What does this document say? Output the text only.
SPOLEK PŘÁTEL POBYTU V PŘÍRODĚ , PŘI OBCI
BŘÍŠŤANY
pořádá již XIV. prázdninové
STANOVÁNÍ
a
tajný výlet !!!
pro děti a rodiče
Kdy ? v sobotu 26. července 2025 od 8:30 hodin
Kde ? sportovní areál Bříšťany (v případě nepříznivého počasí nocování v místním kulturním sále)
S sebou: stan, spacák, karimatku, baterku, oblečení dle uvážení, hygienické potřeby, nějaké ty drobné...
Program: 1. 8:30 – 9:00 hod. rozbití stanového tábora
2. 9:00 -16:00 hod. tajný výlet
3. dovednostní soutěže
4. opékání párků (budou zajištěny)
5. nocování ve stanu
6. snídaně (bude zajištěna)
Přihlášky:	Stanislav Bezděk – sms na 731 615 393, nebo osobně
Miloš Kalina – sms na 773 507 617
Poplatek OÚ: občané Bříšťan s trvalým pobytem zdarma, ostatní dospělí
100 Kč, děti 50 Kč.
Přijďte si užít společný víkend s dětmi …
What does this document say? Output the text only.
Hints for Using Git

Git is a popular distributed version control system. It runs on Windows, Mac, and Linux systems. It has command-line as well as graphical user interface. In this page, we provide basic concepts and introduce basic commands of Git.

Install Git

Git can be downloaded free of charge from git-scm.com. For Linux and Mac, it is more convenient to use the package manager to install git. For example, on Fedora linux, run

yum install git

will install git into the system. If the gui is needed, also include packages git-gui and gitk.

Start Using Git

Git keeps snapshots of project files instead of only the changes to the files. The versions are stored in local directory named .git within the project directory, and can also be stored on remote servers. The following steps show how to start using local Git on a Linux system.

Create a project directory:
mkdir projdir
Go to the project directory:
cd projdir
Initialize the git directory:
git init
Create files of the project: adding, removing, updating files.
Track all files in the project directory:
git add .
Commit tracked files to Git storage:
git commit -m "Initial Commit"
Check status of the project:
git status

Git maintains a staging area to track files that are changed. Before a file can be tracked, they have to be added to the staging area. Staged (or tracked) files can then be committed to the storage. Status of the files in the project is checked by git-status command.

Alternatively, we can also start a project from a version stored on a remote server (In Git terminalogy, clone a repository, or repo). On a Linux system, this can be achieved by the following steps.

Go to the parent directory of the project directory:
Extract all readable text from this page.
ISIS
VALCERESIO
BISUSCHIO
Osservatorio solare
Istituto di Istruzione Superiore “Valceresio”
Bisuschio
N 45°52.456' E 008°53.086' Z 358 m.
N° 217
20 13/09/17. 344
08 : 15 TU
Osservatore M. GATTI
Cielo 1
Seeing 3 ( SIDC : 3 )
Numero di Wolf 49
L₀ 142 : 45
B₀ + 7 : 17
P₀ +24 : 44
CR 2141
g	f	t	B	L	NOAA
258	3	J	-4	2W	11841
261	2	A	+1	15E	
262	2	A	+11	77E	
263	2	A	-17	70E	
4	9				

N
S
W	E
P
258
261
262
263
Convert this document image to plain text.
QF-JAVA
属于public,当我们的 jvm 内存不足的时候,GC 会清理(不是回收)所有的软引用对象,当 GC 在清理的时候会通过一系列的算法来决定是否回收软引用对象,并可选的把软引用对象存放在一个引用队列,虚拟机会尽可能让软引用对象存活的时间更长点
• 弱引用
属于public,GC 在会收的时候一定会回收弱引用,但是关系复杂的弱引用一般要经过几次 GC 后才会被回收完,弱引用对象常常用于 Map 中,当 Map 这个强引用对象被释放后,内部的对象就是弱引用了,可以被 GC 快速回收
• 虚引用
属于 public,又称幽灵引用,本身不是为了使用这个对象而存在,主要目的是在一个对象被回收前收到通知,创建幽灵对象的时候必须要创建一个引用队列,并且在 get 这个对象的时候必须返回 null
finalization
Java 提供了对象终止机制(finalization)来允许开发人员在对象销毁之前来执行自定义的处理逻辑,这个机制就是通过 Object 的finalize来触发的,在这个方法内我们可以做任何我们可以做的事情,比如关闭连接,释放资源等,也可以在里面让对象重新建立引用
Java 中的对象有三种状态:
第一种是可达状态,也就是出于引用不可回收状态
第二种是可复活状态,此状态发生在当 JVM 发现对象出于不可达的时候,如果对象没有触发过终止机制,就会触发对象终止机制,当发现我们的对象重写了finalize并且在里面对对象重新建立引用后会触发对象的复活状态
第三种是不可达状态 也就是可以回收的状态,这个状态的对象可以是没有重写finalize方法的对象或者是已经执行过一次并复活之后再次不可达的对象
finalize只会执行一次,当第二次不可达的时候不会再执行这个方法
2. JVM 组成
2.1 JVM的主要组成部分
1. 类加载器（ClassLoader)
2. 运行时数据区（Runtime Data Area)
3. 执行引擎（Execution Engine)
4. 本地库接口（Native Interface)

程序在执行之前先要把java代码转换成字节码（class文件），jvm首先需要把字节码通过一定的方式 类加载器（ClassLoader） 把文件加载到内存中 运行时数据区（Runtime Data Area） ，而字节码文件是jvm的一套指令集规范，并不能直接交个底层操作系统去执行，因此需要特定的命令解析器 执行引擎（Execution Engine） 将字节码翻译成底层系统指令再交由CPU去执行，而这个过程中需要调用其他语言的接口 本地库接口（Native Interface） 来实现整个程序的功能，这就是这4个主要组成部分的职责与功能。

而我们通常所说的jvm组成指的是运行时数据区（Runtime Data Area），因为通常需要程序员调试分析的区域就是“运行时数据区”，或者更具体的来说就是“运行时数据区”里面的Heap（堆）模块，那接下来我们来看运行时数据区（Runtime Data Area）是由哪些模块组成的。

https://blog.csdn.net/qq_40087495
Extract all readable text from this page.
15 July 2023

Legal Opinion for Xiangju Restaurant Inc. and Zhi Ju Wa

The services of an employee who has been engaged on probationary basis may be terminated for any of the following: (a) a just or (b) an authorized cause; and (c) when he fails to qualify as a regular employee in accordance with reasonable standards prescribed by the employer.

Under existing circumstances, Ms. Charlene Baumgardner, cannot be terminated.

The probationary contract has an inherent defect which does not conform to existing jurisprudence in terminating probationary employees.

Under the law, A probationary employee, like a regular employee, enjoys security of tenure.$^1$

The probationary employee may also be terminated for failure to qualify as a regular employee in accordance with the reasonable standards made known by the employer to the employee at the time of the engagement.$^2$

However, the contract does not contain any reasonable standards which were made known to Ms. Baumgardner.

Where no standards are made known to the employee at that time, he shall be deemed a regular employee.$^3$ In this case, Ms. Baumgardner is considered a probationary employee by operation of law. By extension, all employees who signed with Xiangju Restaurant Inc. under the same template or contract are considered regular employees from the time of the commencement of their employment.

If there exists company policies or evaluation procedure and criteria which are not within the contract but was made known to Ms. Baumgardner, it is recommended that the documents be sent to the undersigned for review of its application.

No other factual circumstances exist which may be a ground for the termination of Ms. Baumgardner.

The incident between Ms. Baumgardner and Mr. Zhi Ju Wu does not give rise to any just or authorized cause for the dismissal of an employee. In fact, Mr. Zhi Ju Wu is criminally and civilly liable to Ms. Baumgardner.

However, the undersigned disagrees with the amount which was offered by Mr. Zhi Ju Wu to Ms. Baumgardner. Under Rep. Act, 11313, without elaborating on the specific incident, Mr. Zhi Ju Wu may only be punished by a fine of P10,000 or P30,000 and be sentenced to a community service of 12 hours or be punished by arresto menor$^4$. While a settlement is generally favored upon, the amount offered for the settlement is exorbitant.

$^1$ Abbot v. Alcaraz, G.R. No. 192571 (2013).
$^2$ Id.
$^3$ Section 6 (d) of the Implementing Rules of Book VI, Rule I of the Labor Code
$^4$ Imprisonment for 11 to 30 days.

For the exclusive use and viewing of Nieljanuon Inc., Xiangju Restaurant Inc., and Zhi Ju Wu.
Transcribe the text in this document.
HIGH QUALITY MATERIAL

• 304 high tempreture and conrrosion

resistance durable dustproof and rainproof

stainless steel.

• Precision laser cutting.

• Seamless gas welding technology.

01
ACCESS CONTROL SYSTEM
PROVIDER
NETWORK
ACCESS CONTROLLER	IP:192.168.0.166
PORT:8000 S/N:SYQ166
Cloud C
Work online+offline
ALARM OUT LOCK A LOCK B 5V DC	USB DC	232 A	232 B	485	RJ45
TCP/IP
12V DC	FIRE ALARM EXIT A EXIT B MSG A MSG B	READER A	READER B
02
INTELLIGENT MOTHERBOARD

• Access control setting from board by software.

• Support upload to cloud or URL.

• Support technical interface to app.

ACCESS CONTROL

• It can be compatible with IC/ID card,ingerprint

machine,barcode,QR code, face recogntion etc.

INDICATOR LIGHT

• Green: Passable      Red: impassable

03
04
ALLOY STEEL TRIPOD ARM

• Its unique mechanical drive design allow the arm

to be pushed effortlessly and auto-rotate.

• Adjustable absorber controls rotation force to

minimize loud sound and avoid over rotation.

§ What to work on: Reproduce only the lines from the line containing "Transcribe the text in this document." to the last line of the material above, both of those lines included.

§ Expected answer:
Transcribe the text in this document.
HIGH QUALITY MATERIAL

• 304 high tempreture and conrrosion

resistance durable dustproof and rainproof

stainless steel.

• Precision laser cutting.

• Seamless gas welding technology.

01
ACCESS CONTROL SYSTEM
PROVIDER
NETWORK
ACCESS CONTROLLER	IP:192.168.0.166
PORT:8000 S/N:SYQ166
Cloud C
Work online+offline
ALARM OUT LOCK A LOCK B 5V DC	USB DC	232 A	232 B	485	RJ45
TCP/IP
12V DC	FIRE ALARM EXIT A EXIT B MSG A MSG B	READER A	READER B
02
INTELLIGENT MOTHERBOARD

• Access control setting from board by software.

• Support upload to cloud or URL.

• Support technical interface to app.

ACCESS CONTROL

• It can be compatible with IC/ID card,ingerprint

machine,barcode,QR code, face recogntion etc.

INDICATOR LIGHT

• Green: Passable      Red: impassable

03
04
ALLOY STEEL TRIPOD ARM

• Its unique mechanical drive design allow the arm

to be pushed effortlessly and auto-rotate.

• Adjustable absorber controls rotation force to

minimize loud sound and avoid over rotation.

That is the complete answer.